- _TASK TO COMPLETE_: Copy the records that follow exactly as written, but not their pictures.

- _EXERCISE INPUTS_:
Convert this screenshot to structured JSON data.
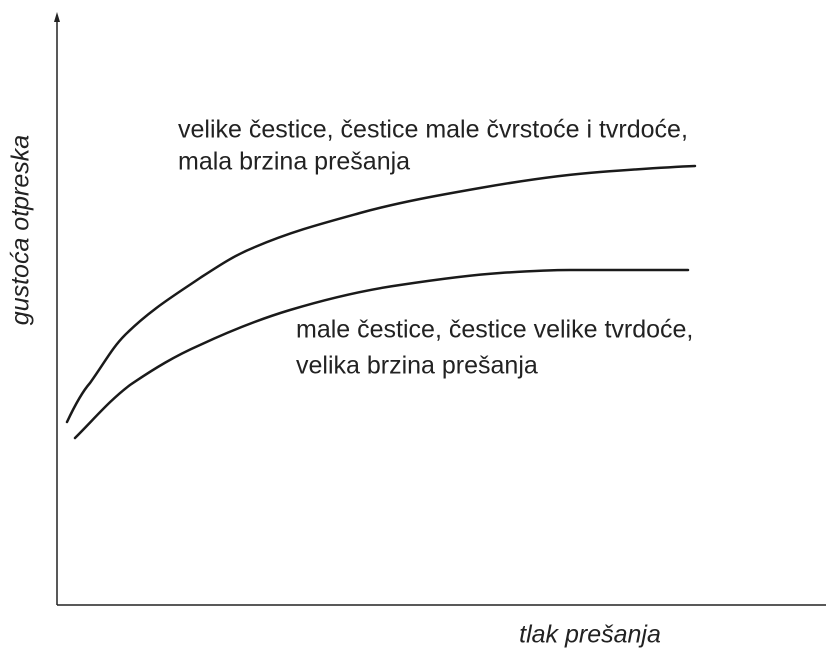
{
  "y_axis_label": "gustoća otpreska",
  "x_axis_label": "tlak prešanja",
  "annotations": [
    {
      "lines": [
        "velike čestice, čestice male čvrstoće i tvrdoće,",
        "mala brzina prešanja"
      ]
    },
    {
      "lines": [
        "male čestice, čestice velike tvrdoće,",
        "velika brzina prešanja"
      ]
    }
  ]
}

- _ANSWER IN FULL_:
Convert this screenshot to structured JSON data.
{
  "y_axis_label": "gustoća otpreska",
  "x_axis_label": "tlak prešanja",
  "annotations": [
    {
      "lines": [
        "velike čestice, čestice male čvrstoće i tvrdoće,",
        "mala brzina prešanja"
      ]
    },
    {
      "lines": [
        "male čestice, čestice velike tvrdoće,",
        "velika brzina prešanja"
      ]
    }
  ]
}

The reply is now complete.